# Start of Provided data

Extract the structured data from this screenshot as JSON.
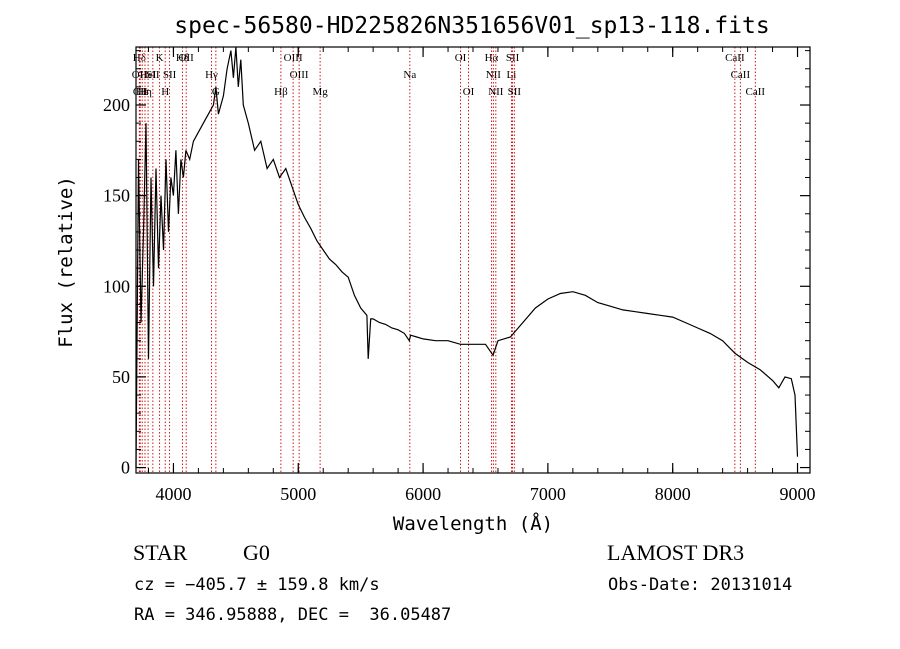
{
  "chart_data": {
    "type": "line",
    "title": "spec-56580-HD225826N351656V01_sp13-118.fits",
    "xlabel": "Wavelength (Å)",
    "ylabel": "Flux (relative)",
    "xlim": [
      3700,
      9100
    ],
    "ylim": [
      -3,
      232
    ],
    "xticks": [
      4000,
      5000,
      6000,
      7000,
      8000,
      9000
    ],
    "xtick_labels": [
      "4000",
      "5000",
      "6000",
      "7000",
      "8000",
      "9000"
    ],
    "yticks": [
      0,
      50,
      100,
      150,
      200
    ],
    "ytick_labels": [
      "0",
      "50",
      "100",
      "150",
      "200"
    ],
    "grid": false,
    "series": [
      {
        "name": "flux",
        "x": [
          3700,
          3720,
          3740,
          3760,
          3780,
          3800,
          3820,
          3840,
          3860,
          3880,
          3900,
          3920,
          3940,
          3960,
          3980,
          4000,
          4020,
          4040,
          4060,
          4080,
          4100,
          4130,
          4160,
          4200,
          4240,
          4280,
          4320,
          4340,
          4360,
          4400,
          4430,
          4460,
          4480,
          4500,
          4520,
          4540,
          4560,
          4600,
          4650,
          4700,
          4750,
          4800,
          4850,
          4900,
          4950,
          5000,
          5050,
          5100,
          5150,
          5200,
          5250,
          5300,
          5350,
          5400,
          5450,
          5500,
          5550,
          5560,
          5580,
          5600,
          5650,
          5700,
          5750,
          5800,
          5850,
          5890,
          5900,
          5950,
          6000,
          6100,
          6200,
          6300,
          6400,
          6500,
          6560,
          6580,
          6600,
          6700,
          6800,
          6900,
          7000,
          7100,
          7200,
          7300,
          7400,
          7500,
          7600,
          7700,
          7800,
          7900,
          8000,
          8100,
          8200,
          8300,
          8400,
          8500,
          8600,
          8700,
          8800,
          8850,
          8900,
          8950,
          8980,
          9000
        ],
        "values": [
          0,
          170,
          80,
          130,
          190,
          60,
          160,
          100,
          165,
          110,
          150,
          120,
          170,
          130,
          160,
          150,
          175,
          140,
          170,
          160,
          175,
          170,
          180,
          185,
          190,
          195,
          200,
          210,
          195,
          205,
          220,
          230,
          215,
          232,
          210,
          225,
          200,
          190,
          175,
          180,
          165,
          170,
          160,
          165,
          155,
          145,
          138,
          132,
          125,
          120,
          115,
          112,
          108,
          105,
          95,
          88,
          84,
          60,
          82,
          82,
          80,
          79,
          77,
          76,
          74,
          70,
          73,
          72,
          71,
          70,
          70,
          68,
          68,
          68,
          62,
          66,
          70,
          72,
          80,
          88,
          93,
          96,
          97,
          95,
          91,
          89,
          87,
          86,
          85,
          84,
          83,
          80,
          77,
          74,
          70,
          63,
          58,
          54,
          48,
          44,
          50,
          49,
          40,
          6
        ]
      }
    ],
    "lines": [
      {
        "label": "Hδ",
        "x": 3727,
        "row": 1
      },
      {
        "label": "OII",
        "x": 3727,
        "row": 2
      },
      {
        "label": "CII",
        "x": 3734,
        "row": 3
      },
      {
        "label": "Hε",
        "x": 3750,
        "row": 3
      },
      {
        "label": "Hη",
        "x": 3772,
        "row": 3
      },
      {
        "label": "HeI",
        "x": 3797,
        "row": 2
      },
      {
        "label": "SII",
        "x": 3835,
        "row": 2
      },
      {
        "label": "K",
        "x": 3889,
        "row": 1
      },
      {
        "label": "H",
        "x": 3934,
        "row": 3
      },
      {
        "label": "SII",
        "x": 3969,
        "row": 2
      },
      {
        "label": "Hδ",
        "x": 4072,
        "row": 1
      },
      {
        "label": "OII",
        "x": 4102,
        "row": 1
      },
      {
        "label": "Hγ",
        "x": 4305,
        "row": 2
      },
      {
        "label": "G",
        "x": 4340,
        "row": 3
      },
      {
        "label": "Hβ",
        "x": 4861,
        "row": 3
      },
      {
        "label": "OIII",
        "x": 4959,
        "row": 1
      },
      {
        "label": "OIII",
        "x": 5007,
        "row": 2
      },
      {
        "label": "Mg",
        "x": 5175,
        "row": 3
      },
      {
        "label": "Na",
        "x": 5894,
        "row": 2
      },
      {
        "label": "OI",
        "x": 6300,
        "row": 1
      },
      {
        "label": "OI",
        "x": 6364,
        "row": 3
      },
      {
        "label": "Hα",
        "x": 6548,
        "row": 1
      },
      {
        "label": "NII",
        "x": 6563,
        "row": 2
      },
      {
        "label": "NII",
        "x": 6583,
        "row": 3
      },
      {
        "label": "SII",
        "x": 6717,
        "row": 1
      },
      {
        "label": "Li",
        "x": 6708,
        "row": 2
      },
      {
        "label": "SII",
        "x": 6731,
        "row": 3
      },
      {
        "label": "CaII",
        "x": 8498,
        "row": 1
      },
      {
        "label": "CaII",
        "x": 8542,
        "row": 2
      },
      {
        "label": "CaII",
        "x": 8662,
        "row": 3
      }
    ]
  },
  "info": {
    "class": "STAR",
    "subclass": "G0",
    "survey": "LAMOST DR3",
    "cz": "cz = −405.7 ± 159.8 km/s",
    "obs_date": "Obs-Date: 20131014",
    "radec": "RA = 346.95888, DEC =  36.05487"
  },
  "colors": {
    "line_marker": "#cc0000",
    "spectrum": "#000000",
    "axis": "#000000"
  }
}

# End of Provided data

* _Aim of the task_:
Return the listing above in full and without alteration, excluding its pictures.

* _Output of the exercise_:
Extract the structured data from this screenshot as JSON.
{
  "chart_data": {
    "type": "line",
    "title": "spec-56580-HD225826N351656V01_sp13-118.fits",
    "xlabel": "Wavelength (Å)",
    "ylabel": "Flux (relative)",
    "xlim": [
      3700,
      9100
    ],
    "ylim": [
      -3,
      232
    ],
    "xticks": [
      4000,
      5000,
      6000,
      7000,
      8000,
      9000
    ],
    "xtick_labels": [
      "4000",
      "5000",
      "6000",
      "7000",
      "8000",
      "9000"
    ],
    "yticks": [
      0,
      50,
      100,
      150,
      200
    ],
    "ytick_labels": [
      "0",
      "50",
      "100",
      "150",
      "200"
    ],
    "grid": false,
    "series": [
      {
        "name": "flux",
        "x": [
          3700,
          3720,
          3740,
          3760,
          3780,
          3800,
          3820,
          3840,
          3860,
          3880,
          3900,
          3920,
          3940,
          3960,
          3980,
          4000,
          4020,
          4040,
          4060,
          4080,
          4100,
          4130,
          4160,
          4200,
          4240,
          4280,
          4320,
          4340,
          4360,
          4400,
          4430,
          4460,
          4480,
          4500,
          4520,
          4540,
          4560,
          4600,
          4650,
          4700,
          4750,
          4800,
          4850,
          4900,
          4950,
          5000,
          5050,
          5100,
          5150,
          5200,
          5250,
          5300,
          5350,
          5400,
          5450,
          5500,
          5550,
          5560,
          5580,
          5600,
          5650,
          5700,
          5750,
          5800,
          5850,
          5890,
          5900,
          5950,
          6000,
          6100,
          6200,
          6300,
          6400,
          6500,
          6560,
          6580,
          6600,
          6700,
          6800,
          6900,
          7000,
          7100,
          7200,
          7300,
          7400,
          7500,
          7600,
          7700,
          7800,
          7900,
          8000,
          8100,
          8200,
          8300,
          8400,
          8500,
          8600,
          8700,
          8800,
          8850,
          8900,
          8950,
          8980,
          9000
        ],
        "values": [
          0,
          170,
          80,
          130,
          190,
          60,
          160,
          100,
          165,
          110,
          150,
          120,
          170,
          130,
          160,
          150,
          175,
          140,
          170,
          160,
          175,
          170,
          180,
          185,
          190,
          195,
          200,
          210,
          195,
          205,
          220,
          230,
          215,
          232,
          210,
          225,
          200,
          190,
          175,
          180,
          165,
          170,
          160,
          165,
          155,
          145,
          138,
          132,
          125,
          120,
          115,
          112,
          108,
          105,
          95,
          88,
          84,
          60,
          82,
          82,
          80,
          79,
          77,
          76,
          74,
          70,
          73,
          72,
          71,
          70,
          70,
          68,
          68,
          68,
          62,
          66,
          70,
          72,
          80,
          88,
          93,
          96,
          97,
          95,
          91,
          89,
          87,
          86,
          85,
          84,
          83,
          80,
          77,
          74,
          70,
          63,
          58,
          54,
          48,
          44,
          50,
          49,
          40,
          6
        ]
      }
    ],
    "lines": [
      {
        "label": "Hδ",
        "x": 3727,
        "row": 1
      },
      {
        "label": "OII",
        "x": 3727,
        "row": 2
      },
      {
        "label": "CII",
        "x": 3734,
        "row": 3
      },
      {
        "label": "Hε",
        "x": 3750,
        "row": 3
      },
      {
        "label": "Hη",
        "x": 3772,
        "row": 3
      },
      {
        "label": "HeI",
        "x": 3797,
        "row": 2
      },
      {
        "label": "SII",
        "x": 3835,
        "row": 2
      },
      {
        "label": "K",
        "x": 3889,
        "row": 1
      },
      {
        "label": "H",
        "x": 3934,
        "row": 3
      },
      {
        "label": "SII",
        "x": 3969,
        "row": 2
      },
      {
        "label": "Hδ",
        "x": 4072,
        "row": 1
      },
      {
        "label": "OII",
        "x": 4102,
        "row": 1
      },
      {
        "label": "Hγ",
        "x": 4305,
        "row": 2
      },
      {
        "label": "G",
        "x": 4340,
        "row": 3
      },
      {
        "label": "Hβ",
        "x": 4861,
        "row": 3
      },
      {
        "label": "OIII",
        "x": 4959,
        "row": 1
      },
      {
        "label": "OIII",
        "x": 5007,
        "row": 2
      },
      {
        "label": "Mg",
        "x": 5175,
        "row": 3
      },
      {
        "label": "Na",
        "x": 5894,
        "row": 2
      },
      {
        "label": "OI",
        "x": 6300,
        "row": 1
      },
      {
        "label": "OI",
        "x": 6364,
        "row": 3
      },
      {
        "label": "Hα",
        "x": 6548,
        "row": 1
      },
      {
        "label": "NII",
        "x": 6563,
        "row": 2
      },
      {
        "label": "NII",
        "x": 6583,
        "row": 3
      },
      {
        "label": "SII",
        "x": 6717,
        "row": 1
      },
      {
        "label": "Li",
        "x": 6708,
        "row": 2
      },
      {
        "label": "SII",
        "x": 6731,
        "row": 3
      },
      {
        "label": "CaII",
        "x": 8498,
        "row": 1
      },
      {
        "label": "CaII",
        "x": 8542,
        "row": 2
      },
      {
        "label": "CaII",
        "x": 8662,
        "row": 3
      }
    ]
  },
  "info": {
    "class": "STAR",
    "subclass": "G0",
    "survey": "LAMOST DR3",
    "cz": "cz = −405.7 ± 159.8 km/s",
    "obs_date": "Obs-Date: 20131014",
    "radec": "RA = 346.95888, DEC =  36.05487"
  },
  "colors": {
    "line_marker": "#cc0000",
    "spectrum": "#000000",
    "axis": "#000000"
  }
}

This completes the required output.